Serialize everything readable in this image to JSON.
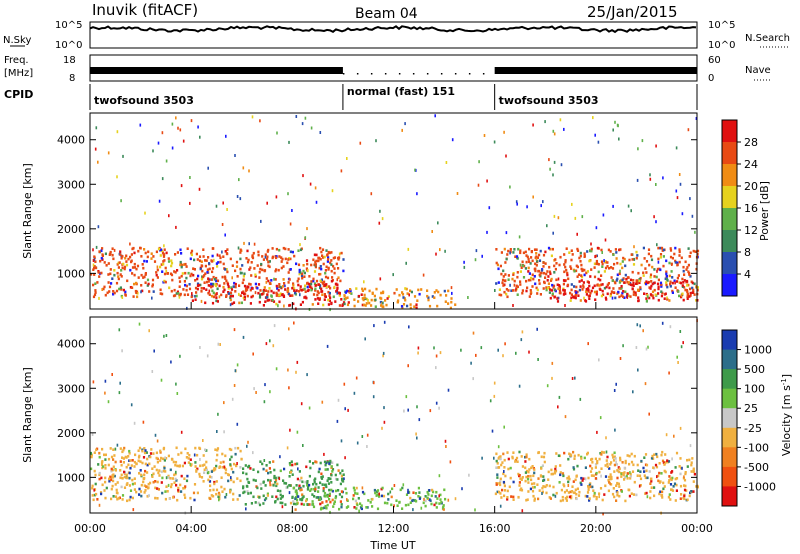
{
  "header": {
    "title": "Inuvik (fitACF)",
    "beam": "Beam 04",
    "date": "25/Jan/2015"
  },
  "top_panels": {
    "nsky_label": "N.Sky",
    "nsky_ticks": [
      "10^5",
      "10^0"
    ],
    "nsearch_label": "N.Search",
    "nsearch_ticks": [
      "10^5",
      "10^0"
    ],
    "freq_label": "Freq.",
    "freq_unit": "[MHz]",
    "freq_ticks": [
      "18",
      "8"
    ],
    "nave_label": "Nave",
    "nave_ticks": [
      "60",
      "0"
    ],
    "cpid_label": "CPID",
    "cpid_segments": [
      {
        "label": "twofsound 3503",
        "start_hour": 0,
        "end_hour": 10
      },
      {
        "label": "normal (fast) 151",
        "start_hour": 10,
        "end_hour": 16
      },
      {
        "label": "twofsound 3503",
        "start_hour": 16,
        "end_hour": 24
      }
    ]
  },
  "chart_data": [
    {
      "type": "heatmap",
      "name": "power",
      "ylabel": "Slant Range [km]",
      "xlim": [
        0,
        24
      ],
      "ylim": [
        200,
        4600
      ],
      "yticks": [
        1000,
        2000,
        3000,
        4000
      ],
      "colorbar": {
        "label": "Power [dB]",
        "ticks": [
          "4",
          "8",
          "12",
          "16",
          "20",
          "24",
          "28"
        ],
        "colors": [
          "#1a1aff",
          "#2a4fb0",
          "#3c8a5a",
          "#5fb04a",
          "#e6d21e",
          "#f08c14",
          "#e84a14",
          "#e01010"
        ]
      },
      "echo_regions": [
        {
          "x0": 0.0,
          "x1": 10.0,
          "y0": 500,
          "y1": 1600,
          "level": 24
        },
        {
          "x0": 4.0,
          "x1": 10.0,
          "y0": 300,
          "y1": 800,
          "level": 28
        },
        {
          "x0": 10.0,
          "x1": 14.5,
          "y0": 250,
          "y1": 700,
          "level": 20
        },
        {
          "x0": 16.0,
          "x1": 24.0,
          "y0": 500,
          "y1": 1600,
          "level": 24
        },
        {
          "x0": 18.0,
          "x1": 24.0,
          "y0": 400,
          "y1": 900,
          "level": 28
        }
      ]
    },
    {
      "type": "heatmap",
      "name": "velocity",
      "ylabel": "Slant Range [km]",
      "xlabel": "Time UT",
      "xlim": [
        0,
        24
      ],
      "ylim": [
        200,
        4600
      ],
      "yticks": [
        1000,
        2000,
        3000,
        4000
      ],
      "xticks": [
        "00:00",
        "04:00",
        "08:00",
        "12:00",
        "16:00",
        "20:00",
        "00:00"
      ],
      "colorbar": {
        "label": "Velocity [m s",
        "label_sup": "-1",
        "label_end": "]",
        "ticks": [
          "1000",
          "500",
          "100",
          "25",
          "-25",
          "-100",
          "-500",
          "-1000"
        ],
        "colors": [
          "#1a3cb0",
          "#2c6e8a",
          "#3e9a4a",
          "#6cc040",
          "#c8c8c8",
          "#f0b040",
          "#f08020",
          "#f05010",
          "#e01010"
        ]
      },
      "echo_regions": [
        {
          "x0": 0.0,
          "x1": 6.0,
          "y0": 500,
          "y1": 1700,
          "level": -100
        },
        {
          "x0": 6.0,
          "x1": 10.0,
          "y0": 400,
          "y1": 1400,
          "level": 100
        },
        {
          "x0": 8.0,
          "x1": 14.0,
          "y0": 300,
          "y1": 800,
          "level": 25
        },
        {
          "x0": 16.0,
          "x1": 24.0,
          "y0": 500,
          "y1": 1600,
          "level": -100
        }
      ]
    }
  ],
  "colors": {
    "frame": "#000000",
    "background": "#ffffff"
  }
}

———

Could you repeat all of the material exactly? Pictures should not be copied.

Serialize everything readable in this image to JSON.
{
  "header": {
    "title": "Inuvik (fitACF)",
    "beam": "Beam 04",
    "date": "25/Jan/2015"
  },
  "top_panels": {
    "nsky_label": "N.Sky",
    "nsky_ticks": [
      "10^5",
      "10^0"
    ],
    "nsearch_label": "N.Search",
    "nsearch_ticks": [
      "10^5",
      "10^0"
    ],
    "freq_label": "Freq.",
    "freq_unit": "[MHz]",
    "freq_ticks": [
      "18",
      "8"
    ],
    "nave_label": "Nave",
    "nave_ticks": [
      "60",
      "0"
    ],
    "cpid_label": "CPID",
    "cpid_segments": [
      {
        "label": "twofsound 3503",
        "start_hour": 0,
        "end_hour": 10
      },
      {
        "label": "normal (fast) 151",
        "start_hour": 10,
        "end_hour": 16
      },
      {
        "label": "twofsound 3503",
        "start_hour": 16,
        "end_hour": 24
      }
    ]
  },
  "chart_data": [
    {
      "type": "heatmap",
      "name": "power",
      "ylabel": "Slant Range [km]",
      "xlim": [
        0,
        24
      ],
      "ylim": [
        200,
        4600
      ],
      "yticks": [
        1000,
        2000,
        3000,
        4000
      ],
      "colorbar": {
        "label": "Power [dB]",
        "ticks": [
          "4",
          "8",
          "12",
          "16",
          "20",
          "24",
          "28"
        ],
        "colors": [
          "#1a1aff",
          "#2a4fb0",
          "#3c8a5a",
          "#5fb04a",
          "#e6d21e",
          "#f08c14",
          "#e84a14",
          "#e01010"
        ]
      },
      "echo_regions": [
        {
          "x0": 0.0,
          "x1": 10.0,
          "y0": 500,
          "y1": 1600,
          "level": 24
        },
        {
          "x0": 4.0,
          "x1": 10.0,
          "y0": 300,
          "y1": 800,
          "level": 28
        },
        {
          "x0": 10.0,
          "x1": 14.5,
          "y0": 250,
          "y1": 700,
          "level": 20
        },
        {
          "x0": 16.0,
          "x1": 24.0,
          "y0": 500,
          "y1": 1600,
          "level": 24
        },
        {
          "x0": 18.0,
          "x1": 24.0,
          "y0": 400,
          "y1": 900,
          "level": 28
        }
      ]
    },
    {
      "type": "heatmap",
      "name": "velocity",
      "ylabel": "Slant Range [km]",
      "xlabel": "Time UT",
      "xlim": [
        0,
        24
      ],
      "ylim": [
        200,
        4600
      ],
      "yticks": [
        1000,
        2000,
        3000,
        4000
      ],
      "xticks": [
        "00:00",
        "04:00",
        "08:00",
        "12:00",
        "16:00",
        "20:00",
        "00:00"
      ],
      "colorbar": {
        "label": "Velocity [m s",
        "label_sup": "-1",
        "label_end": "]",
        "ticks": [
          "1000",
          "500",
          "100",
          "25",
          "-25",
          "-100",
          "-500",
          "-1000"
        ],
        "colors": [
          "#1a3cb0",
          "#2c6e8a",
          "#3e9a4a",
          "#6cc040",
          "#c8c8c8",
          "#f0b040",
          "#f08020",
          "#f05010",
          "#e01010"
        ]
      },
      "echo_regions": [
        {
          "x0": 0.0,
          "x1": 6.0,
          "y0": 500,
          "y1": 1700,
          "level": -100
        },
        {
          "x0": 6.0,
          "x1": 10.0,
          "y0": 400,
          "y1": 1400,
          "level": 100
        },
        {
          "x0": 8.0,
          "x1": 14.0,
          "y0": 300,
          "y1": 800,
          "level": 25
        },
        {
          "x0": 16.0,
          "x1": 24.0,
          "y0": 500,
          "y1": 1600,
          "level": -100
        }
      ]
    }
  ],
  "colors": {
    "frame": "#000000",
    "background": "#ffffff"
  }
}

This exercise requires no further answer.